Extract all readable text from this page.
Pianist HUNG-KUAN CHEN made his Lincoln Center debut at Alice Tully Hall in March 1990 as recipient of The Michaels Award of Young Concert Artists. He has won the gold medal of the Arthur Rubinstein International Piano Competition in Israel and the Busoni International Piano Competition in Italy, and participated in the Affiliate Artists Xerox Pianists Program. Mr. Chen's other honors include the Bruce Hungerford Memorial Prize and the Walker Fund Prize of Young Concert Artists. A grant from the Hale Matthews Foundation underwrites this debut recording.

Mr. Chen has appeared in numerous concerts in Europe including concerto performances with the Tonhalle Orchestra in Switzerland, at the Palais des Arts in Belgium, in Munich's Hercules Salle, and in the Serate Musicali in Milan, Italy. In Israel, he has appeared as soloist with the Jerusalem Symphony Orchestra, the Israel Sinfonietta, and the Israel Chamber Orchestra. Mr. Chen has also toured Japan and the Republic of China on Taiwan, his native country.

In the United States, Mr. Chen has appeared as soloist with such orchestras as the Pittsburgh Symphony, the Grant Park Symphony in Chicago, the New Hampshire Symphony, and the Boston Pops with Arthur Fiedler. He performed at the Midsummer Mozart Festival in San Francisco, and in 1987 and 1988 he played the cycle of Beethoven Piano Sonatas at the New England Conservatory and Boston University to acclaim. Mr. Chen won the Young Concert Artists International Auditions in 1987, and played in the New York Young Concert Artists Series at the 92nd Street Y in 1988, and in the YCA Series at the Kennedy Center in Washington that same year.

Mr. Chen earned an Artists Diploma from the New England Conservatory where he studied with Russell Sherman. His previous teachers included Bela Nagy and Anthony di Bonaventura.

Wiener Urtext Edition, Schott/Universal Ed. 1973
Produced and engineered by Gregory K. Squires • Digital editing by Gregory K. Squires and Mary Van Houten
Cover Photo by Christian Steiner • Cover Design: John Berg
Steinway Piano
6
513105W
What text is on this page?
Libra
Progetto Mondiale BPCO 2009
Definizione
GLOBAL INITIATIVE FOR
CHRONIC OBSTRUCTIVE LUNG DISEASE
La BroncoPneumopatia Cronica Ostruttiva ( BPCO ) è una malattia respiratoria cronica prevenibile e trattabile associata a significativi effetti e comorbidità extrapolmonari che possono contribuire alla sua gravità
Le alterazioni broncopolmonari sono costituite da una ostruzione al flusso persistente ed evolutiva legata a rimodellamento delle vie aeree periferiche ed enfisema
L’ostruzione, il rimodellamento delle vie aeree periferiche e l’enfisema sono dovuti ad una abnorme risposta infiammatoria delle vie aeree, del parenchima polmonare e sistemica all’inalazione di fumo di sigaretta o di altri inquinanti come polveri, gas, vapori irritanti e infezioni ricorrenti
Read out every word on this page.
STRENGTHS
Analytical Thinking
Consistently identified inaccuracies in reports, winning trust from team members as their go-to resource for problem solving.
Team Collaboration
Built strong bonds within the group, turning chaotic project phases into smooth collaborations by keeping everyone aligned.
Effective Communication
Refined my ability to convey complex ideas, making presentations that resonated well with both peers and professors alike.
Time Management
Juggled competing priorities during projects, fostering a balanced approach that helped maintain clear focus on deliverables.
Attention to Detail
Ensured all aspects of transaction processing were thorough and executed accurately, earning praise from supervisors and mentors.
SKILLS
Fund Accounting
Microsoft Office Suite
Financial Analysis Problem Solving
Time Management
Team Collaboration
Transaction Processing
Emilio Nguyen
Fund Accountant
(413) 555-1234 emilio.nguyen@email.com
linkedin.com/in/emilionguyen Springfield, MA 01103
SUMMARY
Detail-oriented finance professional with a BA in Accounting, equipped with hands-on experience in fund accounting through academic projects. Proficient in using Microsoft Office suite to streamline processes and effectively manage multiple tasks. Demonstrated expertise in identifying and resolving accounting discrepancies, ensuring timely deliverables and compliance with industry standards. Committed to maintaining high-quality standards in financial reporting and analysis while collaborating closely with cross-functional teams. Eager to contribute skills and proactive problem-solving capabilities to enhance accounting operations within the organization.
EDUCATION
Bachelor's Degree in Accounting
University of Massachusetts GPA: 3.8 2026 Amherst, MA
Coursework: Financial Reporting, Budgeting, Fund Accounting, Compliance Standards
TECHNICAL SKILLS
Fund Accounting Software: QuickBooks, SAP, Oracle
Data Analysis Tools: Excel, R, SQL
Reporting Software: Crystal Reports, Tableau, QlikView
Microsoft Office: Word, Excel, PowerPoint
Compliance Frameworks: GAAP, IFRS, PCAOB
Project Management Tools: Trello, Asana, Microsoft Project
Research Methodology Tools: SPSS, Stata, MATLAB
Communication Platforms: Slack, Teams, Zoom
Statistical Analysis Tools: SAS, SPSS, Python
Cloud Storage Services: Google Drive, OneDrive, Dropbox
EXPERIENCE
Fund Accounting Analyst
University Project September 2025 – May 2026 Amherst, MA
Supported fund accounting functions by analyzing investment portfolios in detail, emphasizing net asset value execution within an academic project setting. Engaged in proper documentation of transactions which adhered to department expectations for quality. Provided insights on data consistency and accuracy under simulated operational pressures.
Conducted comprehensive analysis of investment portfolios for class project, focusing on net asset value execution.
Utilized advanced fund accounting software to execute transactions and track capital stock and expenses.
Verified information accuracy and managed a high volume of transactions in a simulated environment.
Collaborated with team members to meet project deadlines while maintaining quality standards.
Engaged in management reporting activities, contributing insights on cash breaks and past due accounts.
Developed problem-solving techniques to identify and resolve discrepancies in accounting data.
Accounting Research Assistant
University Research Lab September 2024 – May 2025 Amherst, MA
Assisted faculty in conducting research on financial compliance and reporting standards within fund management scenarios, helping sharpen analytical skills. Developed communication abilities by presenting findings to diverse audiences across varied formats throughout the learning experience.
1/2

* * *

WHAT THE TASK ASKS: Extract the entries above verbatim.

COMPLETE RESPONSE:
Extract all readable text from this page.
Pianist HUNG-KUAN CHEN made his Lincoln Center debut at Alice Tully Hall in March 1990 as recipient of The Michaels Award of Young Concert Artists. He has won the gold medal of the Arthur Rubinstein International Piano Competition in Israel and the Busoni International Piano Competition in Italy, and participated in the Affiliate Artists Xerox Pianists Program. Mr. Chen's other honors include the Bruce Hungerford Memorial Prize and the Walker Fund Prize of Young Concert Artists. A grant from the Hale Matthews Foundation underwrites this debut recording.

Mr. Chen has appeared in numerous concerts in Europe including concerto performances with the Tonhalle Orchestra in Switzerland, at the Palais des Arts in Belgium, in Munich's Hercules Salle, and in the Serate Musicali in Milan, Italy. In Israel, he has appeared as soloist with the Jerusalem Symphony Orchestra, the Israel Sinfonietta, and the Israel Chamber Orchestra. Mr. Chen has also toured Japan and the Republic of China on Taiwan, his native country.

In the United States, Mr. Chen has appeared as soloist with such orchestras as the Pittsburgh Symphony, the Grant Park Symphony in Chicago, the New Hampshire Symphony, and the Boston Pops with Arthur Fiedler. He performed at the Midsummer Mozart Festival in San Francisco, and in 1987 and 1988 he played the cycle of Beethoven Piano Sonatas at the New England Conservatory and Boston University to acclaim. Mr. Chen won the Young Concert Artists International Auditions in 1987, and played in the New York Young Concert Artists Series at the 92nd Street Y in 1988, and in the YCA Series at the Kennedy Center in Washington that same year.

Mr. Chen earned an Artists Diploma from the New England Conservatory where he studied with Russell Sherman. His previous teachers included Bela Nagy and Anthony di Bonaventura.

Wiener Urtext Edition, Schott/Universal Ed. 1973
Produced and engineered by Gregory K. Squires • Digital editing by Gregory K. Squires and Mary Van Houten
Cover Photo by Christian Steiner • Cover Design: John Berg
Steinway Piano
6
513105W
What text is on this page?
Libra
Progetto Mondiale BPCO 2009
Definizione
GLOBAL INITIATIVE FOR
CHRONIC OBSTRUCTIVE LUNG DISEASE
La BroncoPneumopatia Cronica Ostruttiva ( BPCO ) è una malattia respiratoria cronica prevenibile e trattabile associata a significativi effetti e comorbidità extrapolmonari che possono contribuire alla sua gravità
Le alterazioni broncopolmonari sono costituite da una ostruzione al flusso persistente ed evolutiva legata a rimodellamento delle vie aeree periferiche ed enfisema
L’ostruzione, il rimodellamento delle vie aeree periferiche e l’enfisema sono dovuti ad una abnorme risposta infiammatoria delle vie aeree, del parenchima polmonare e sistemica all’inalazione di fumo di sigaretta o di altri inquinanti come polveri, gas, vapori irritanti e infezioni ricorrenti
Read out every word on this page.
STRENGTHS
Analytical Thinking
Consistently identified inaccuracies in reports, winning trust from team members as their go-to resource for problem solving.
Team Collaboration
Built strong bonds within the group, turning chaotic project phases into smooth collaborations by keeping everyone aligned.
Effective Communication
Refined my ability to convey complex ideas, making presentations that resonated well with both peers and professors alike.
Time Management
Juggled competing priorities during projects, fostering a balanced approach that helped maintain clear focus on deliverables.
Attention to Detail
Ensured all aspects of transaction processing were thorough and executed accurately, earning praise from supervisors and mentors.
SKILLS
Fund Accounting
Microsoft Office Suite
Financial Analysis Problem Solving
Time Management
Team Collaboration
Transaction Processing
Emilio Nguyen
Fund Accountant
(413) 555-1234 emilio.nguyen@email.com
linkedin.com/in/emilionguyen Springfield, MA 01103
SUMMARY
Detail-oriented finance professional with a BA in Accounting, equipped with hands-on experience in fund accounting through academic projects. Proficient in using Microsoft Office suite to streamline processes and effectively manage multiple tasks. Demonstrated expertise in identifying and resolving accounting discrepancies, ensuring timely deliverables and compliance with industry standards. Committed to maintaining high-quality standards in financial reporting and analysis while collaborating closely with cross-functional teams. Eager to contribute skills and proactive problem-solving capabilities to enhance accounting operations within the organization.
EDUCATION
Bachelor's Degree in Accounting
University of Massachusetts GPA: 3.8 2026 Amherst, MA
Coursework: Financial Reporting, Budgeting, Fund Accounting, Compliance Standards
TECHNICAL SKILLS
Fund Accounting Software: QuickBooks, SAP, Oracle
Data Analysis Tools: Excel, R, SQL
Reporting Software: Crystal Reports, Tableau, QlikView
Microsoft Office: Word, Excel, PowerPoint
Compliance Frameworks: GAAP, IFRS, PCAOB
Project Management Tools: Trello, Asana, Microsoft Project
Research Methodology Tools: SPSS, Stata, MATLAB
Communication Platforms: Slack, Teams, Zoom
Statistical Analysis Tools: SAS, SPSS, Python
Cloud Storage Services: Google Drive, OneDrive, Dropbox
EXPERIENCE
Fund Accounting Analyst
University Project September 2025 – May 2026 Amherst, MA
Supported fund accounting functions by analyzing investment portfolios in detail, emphasizing net asset value execution within an academic project setting. Engaged in proper documentation of transactions which adhered to department expectations for quality. Provided insights on data consistency and accuracy under simulated operational pressures.
Conducted comprehensive analysis of investment portfolios for class project, focusing on net asset value execution.
Utilized advanced fund accounting software to execute transactions and track capital stock and expenses.
Verified information accuracy and managed a high volume of transactions in a simulated environment.
Collaborated with team members to meet project deadlines while maintaining quality standards.
Engaged in management reporting activities, contributing insights on cash breaks and past due accounts.
Developed problem-solving techniques to identify and resolve discrepancies in accounting data.
Accounting Research Assistant
University Research Lab September 2024 – May 2025 Amherst, MA
Assisted faculty in conducting research on financial compliance and reporting standards within fund management scenarios, helping sharpen analytical skills. Developed communication abilities by presenting findings to diverse audiences across varied formats throughout the learning experience.
1/2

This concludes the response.